__Problem to work on__: State how many lines in the listing below include the word "συντόμευσης", and add nothing besides the number.
+++ Data provided +++
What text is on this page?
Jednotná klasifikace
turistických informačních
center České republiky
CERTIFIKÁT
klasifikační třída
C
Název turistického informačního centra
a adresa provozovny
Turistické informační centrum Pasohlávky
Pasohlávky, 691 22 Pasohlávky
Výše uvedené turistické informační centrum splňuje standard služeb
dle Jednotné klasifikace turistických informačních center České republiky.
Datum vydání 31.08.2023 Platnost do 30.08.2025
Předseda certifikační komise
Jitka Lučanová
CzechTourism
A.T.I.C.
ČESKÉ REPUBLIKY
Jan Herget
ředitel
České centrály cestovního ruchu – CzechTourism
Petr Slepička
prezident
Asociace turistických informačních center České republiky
+++
+++ Data provided +++
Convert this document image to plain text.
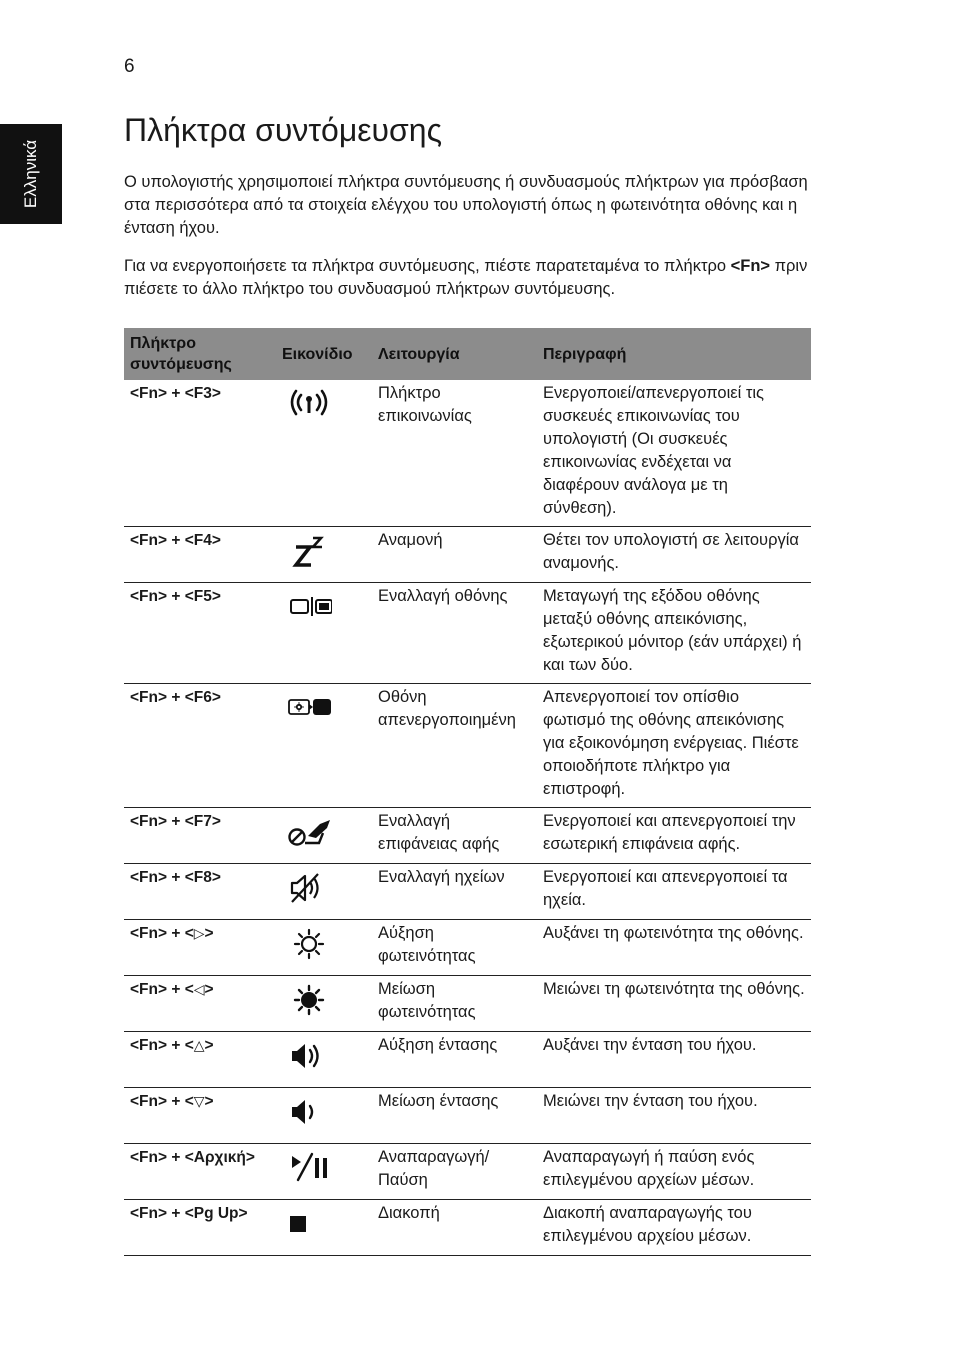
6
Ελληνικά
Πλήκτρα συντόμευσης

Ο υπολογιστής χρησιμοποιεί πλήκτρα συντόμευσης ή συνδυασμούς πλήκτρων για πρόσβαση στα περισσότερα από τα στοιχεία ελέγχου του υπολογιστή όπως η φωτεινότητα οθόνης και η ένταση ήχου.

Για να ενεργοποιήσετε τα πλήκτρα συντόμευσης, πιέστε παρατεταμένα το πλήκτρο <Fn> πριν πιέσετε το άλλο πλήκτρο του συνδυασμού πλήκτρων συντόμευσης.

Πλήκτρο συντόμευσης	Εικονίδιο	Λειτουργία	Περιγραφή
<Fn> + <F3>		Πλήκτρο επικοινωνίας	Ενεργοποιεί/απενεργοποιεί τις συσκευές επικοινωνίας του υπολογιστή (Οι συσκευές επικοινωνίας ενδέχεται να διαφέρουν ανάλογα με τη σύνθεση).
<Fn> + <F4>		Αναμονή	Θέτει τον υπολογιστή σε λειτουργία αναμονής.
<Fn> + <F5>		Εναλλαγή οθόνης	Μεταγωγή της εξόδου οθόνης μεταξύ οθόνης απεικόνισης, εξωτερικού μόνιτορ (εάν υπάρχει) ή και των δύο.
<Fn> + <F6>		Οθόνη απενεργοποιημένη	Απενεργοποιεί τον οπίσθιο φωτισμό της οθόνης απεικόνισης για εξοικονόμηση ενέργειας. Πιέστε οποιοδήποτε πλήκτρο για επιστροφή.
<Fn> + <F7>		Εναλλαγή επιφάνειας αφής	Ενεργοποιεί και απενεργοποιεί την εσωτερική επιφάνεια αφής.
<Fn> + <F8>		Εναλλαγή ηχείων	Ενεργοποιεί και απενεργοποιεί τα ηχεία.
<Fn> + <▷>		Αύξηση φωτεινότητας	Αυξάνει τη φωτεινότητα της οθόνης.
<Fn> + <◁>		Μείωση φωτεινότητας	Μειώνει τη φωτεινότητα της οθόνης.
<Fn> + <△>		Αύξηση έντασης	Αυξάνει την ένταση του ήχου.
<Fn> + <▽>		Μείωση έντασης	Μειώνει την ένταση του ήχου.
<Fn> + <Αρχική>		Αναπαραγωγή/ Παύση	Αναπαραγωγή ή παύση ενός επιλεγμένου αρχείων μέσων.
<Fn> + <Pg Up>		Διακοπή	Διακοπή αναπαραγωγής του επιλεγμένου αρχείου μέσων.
+++
__Result__: 4